### Exercise instructions
Write out the records word for word, with no pictures.

### Recorded information
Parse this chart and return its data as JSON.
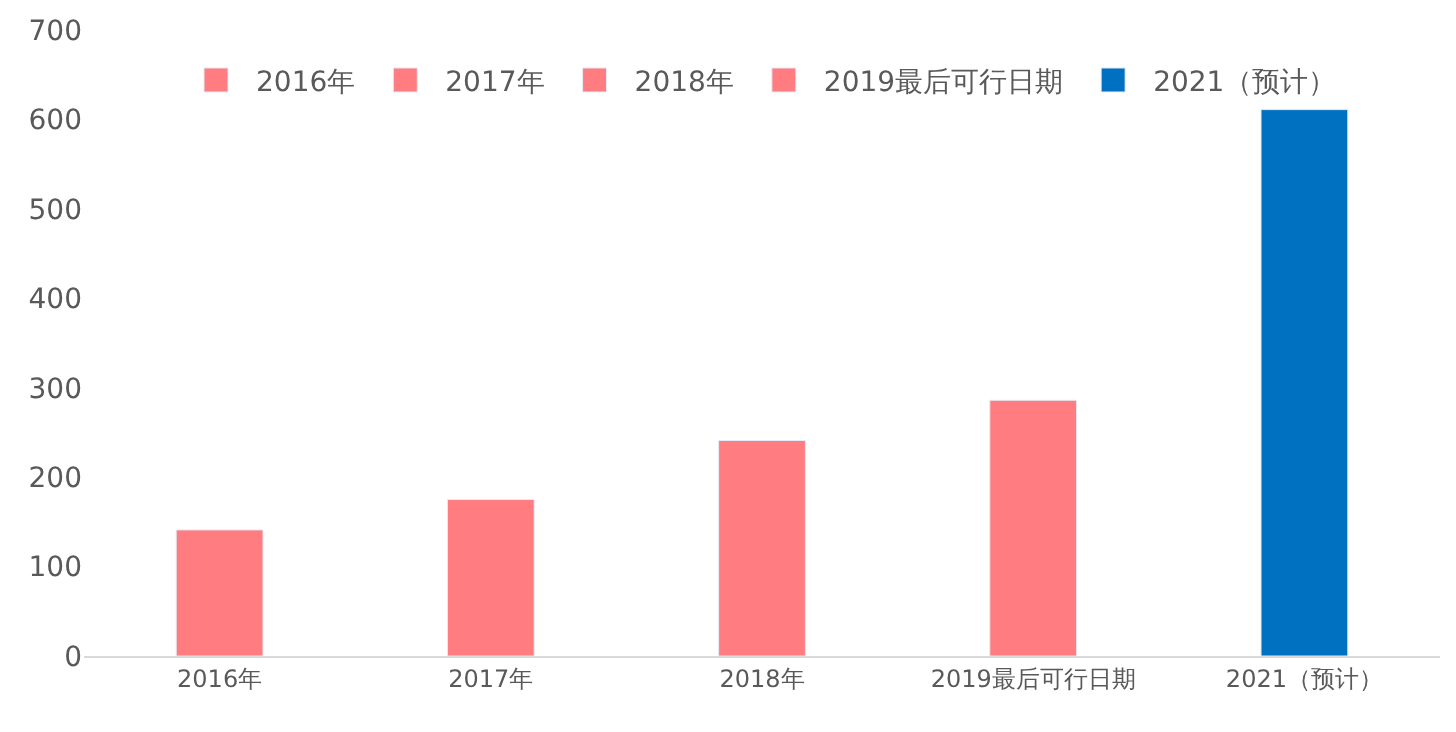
{
  "chart_data": {
    "type": "bar",
    "categories": [
      "2016年",
      "2017年",
      "2018年",
      "2019最后可行日期",
      "2021（预计）"
    ],
    "series": [
      {
        "name": "2016年",
        "color": "#ff7c80",
        "values": [
          141,
          null,
          null,
          null,
          null
        ]
      },
      {
        "name": "2017年",
        "color": "#ff7c80",
        "values": [
          null,
          175,
          null,
          null,
          null
        ]
      },
      {
        "name": "2018年",
        "color": "#ff7c80",
        "values": [
          null,
          null,
          241,
          null,
          null
        ]
      },
      {
        "name": "2019最后可行日期",
        "color": "#ff7c80",
        "values": [
          null,
          null,
          null,
          286,
          null
        ]
      },
      {
        "name": "2021（预计）",
        "color": "#0070c0",
        "values": [
          null,
          null,
          null,
          null,
          611
        ]
      }
    ],
    "ylim": [
      0,
      700
    ],
    "yticks": [
      0,
      100,
      200,
      300,
      400,
      500,
      600,
      700
    ],
    "grid": false,
    "legend": "top"
  }
}
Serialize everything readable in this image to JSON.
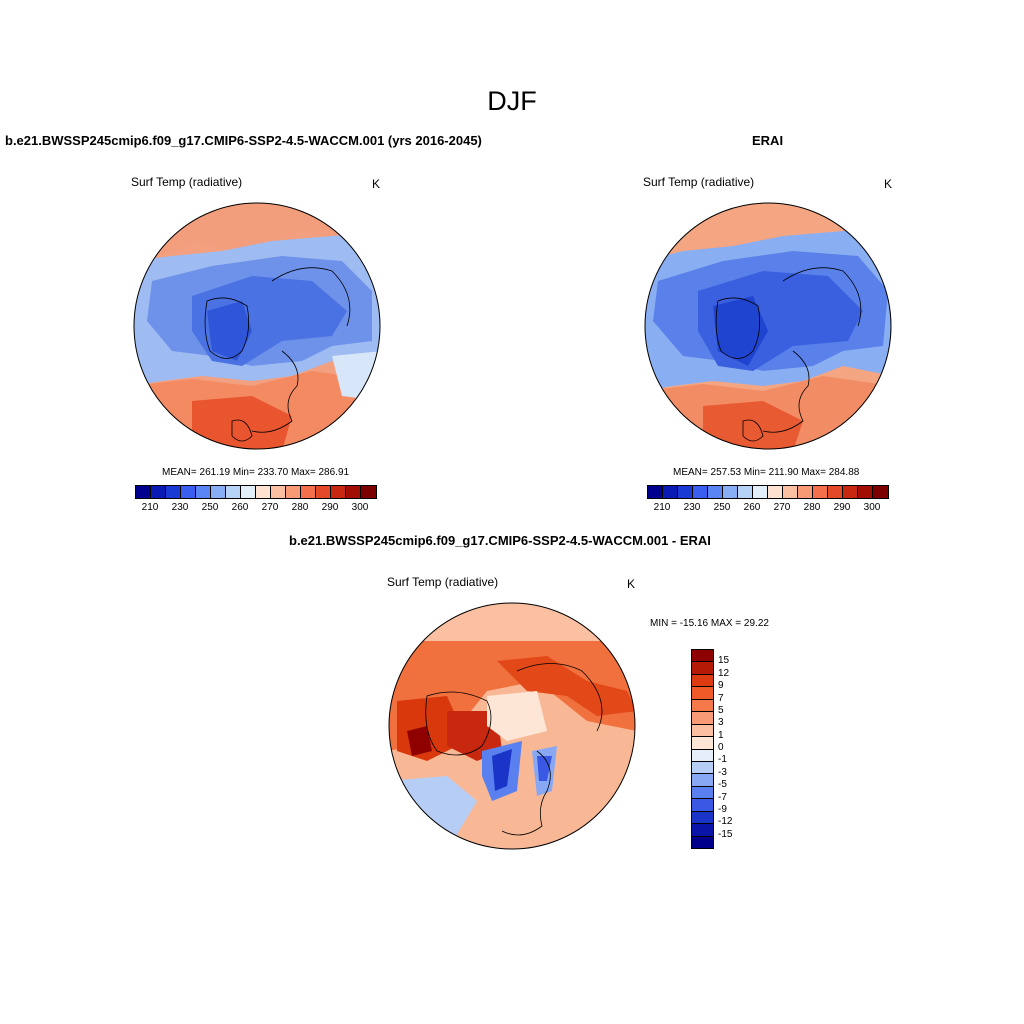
{
  "season": "DJF",
  "panels": {
    "model": {
      "title": "b.e21.BWSSP245cmip6.f09_g17.CMIP6-SSP2-4.5-WACCM.001 (yrs 2016-2045)",
      "variable": "Surf Temp (radiative)",
      "units": "K",
      "stats": "MEAN= 261.19  Min= 233.70  Max= 286.91"
    },
    "obs": {
      "title": "ERAI",
      "variable": "Surf Temp (radiative)",
      "units": "K",
      "stats": "MEAN= 257.53  Min= 211.90  Max= 284.88"
    },
    "diff": {
      "title": "b.e21.BWSSP245cmip6.f09_g17.CMIP6-SSP2-4.5-WACCM.001 - ERAI",
      "variable": "Surf Temp (radiative)",
      "units": "K",
      "minmax": "MIN = -15.16 MAX =  29.22"
    }
  },
  "colorbar_abs": {
    "ticks": [
      "210",
      "230",
      "250",
      "260",
      "270",
      "280",
      "290",
      "300"
    ],
    "colors": [
      "#00008f",
      "#0a1ab4",
      "#1a3ad6",
      "#3a5ef0",
      "#5a86f4",
      "#88aef6",
      "#b6d2f6",
      "#e2eefa",
      "#fde2d2",
      "#fbc0a2",
      "#f89a74",
      "#f4704c",
      "#e44a28",
      "#c82810",
      "#a30e04",
      "#7d0000"
    ]
  },
  "colorbar_diff": {
    "labels": [
      "15",
      "12",
      "9",
      "7",
      "5",
      "3",
      "1",
      "0",
      "-1",
      "-3",
      "-5",
      "-7",
      "-9",
      "-12",
      "-15"
    ],
    "colors": [
      "#8f0000",
      "#b41a06",
      "#dc3a10",
      "#f05a28",
      "#f4784a",
      "#f89a76",
      "#fbc0a2",
      "#fde6d6",
      "#e6eefa",
      "#b6cdf6",
      "#88a8f4",
      "#5a80f0",
      "#3a58e4",
      "#1a34c8",
      "#0a14a8",
      "#00008a"
    ]
  }
}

### Complete output
Parse this chart and return its data as JSON.
{
  "chart_data": {
    "type": "bar",
    "categories": [
      "2016年",
      "2017年",
      "2018年",
      "2019最后可行日期",
      "2021（预计）"
    ],
    "series": [
      {
        "name": "2016年",
        "color": "#ff7c80",
        "values": [
          141,
          null,
          null,
          null,
          null
        ]
      },
      {
        "name": "2017年",
        "color": "#ff7c80",
        "values": [
          null,
          175,
          null,
          null,
          null
        ]
      },
      {
        "name": "2018年",
        "color": "#ff7c80",
        "values": [
          null,
          null,
          241,
          null,
          null
        ]
      },
      {
        "name": "2019最后可行日期",
        "color": "#ff7c80",
        "values": [
          null,
          null,
          null,
          286,
          null
        ]
      },
      {
        "name": "2021（预计）",
        "color": "#0070c0",
        "values": [
          null,
          null,
          null,
          null,
          611
        ]
      }
    ],
    "ylim": [
      0,
      700
    ],
    "yticks": [
      0,
      100,
      200,
      300,
      400,
      500,
      600,
      700
    ],
    "grid": false,
    "legend": "top"
  }
}
Serialize everything readable in this image to JSON.
{
  "season": "DJF",
  "panels": {
    "model": {
      "title": "b.e21.BWSSP245cmip6.f09_g17.CMIP6-SSP2-4.5-WACCM.001 (yrs 2016-2045)",
      "variable": "Surf Temp (radiative)",
      "units": "K",
      "stats": "MEAN= 261.19  Min= 233.70  Max= 286.91"
    },
    "obs": {
      "title": "ERAI",
      "variable": "Surf Temp (radiative)",
      "units": "K",
      "stats": "MEAN= 257.53  Min= 211.90  Max= 284.88"
    },
    "diff": {
      "title": "b.e21.BWSSP245cmip6.f09_g17.CMIP6-SSP2-4.5-WACCM.001 - ERAI",
      "variable": "Surf Temp (radiative)",
      "units": "K",
      "minmax": "MIN = -15.16 MAX =  29.22"
    }
  },
  "colorbar_abs": {
    "ticks": [
      "210",
      "230",
      "250",
      "260",
      "270",
      "280",
      "290",
      "300"
    ],
    "colors": [
      "#00008f",
      "#0a1ab4",
      "#1a3ad6",
      "#3a5ef0",
      "#5a86f4",
      "#88aef6",
      "#b6d2f6",
      "#e2eefa",
      "#fde2d2",
      "#fbc0a2",
      "#f89a74",
      "#f4704c",
      "#e44a28",
      "#c82810",
      "#a30e04",
      "#7d0000"
    ]
  },
  "colorbar_diff": {
    "labels": [
      "15",
      "12",
      "9",
      "7",
      "5",
      "3",
      "1",
      "0",
      "-1",
      "-3",
      "-5",
      "-7",
      "-9",
      "-12",
      "-15"
    ],
    "colors": [
      "#8f0000",
      "#b41a06",
      "#dc3a10",
      "#f05a28",
      "#f4784a",
      "#f89a76",
      "#fbc0a2",
      "#fde6d6",
      "#e6eefa",
      "#b6cdf6",
      "#88a8f4",
      "#5a80f0",
      "#3a58e4",
      "#1a34c8",
      "#0a14a8",
      "#00008a"
    ]
  }
}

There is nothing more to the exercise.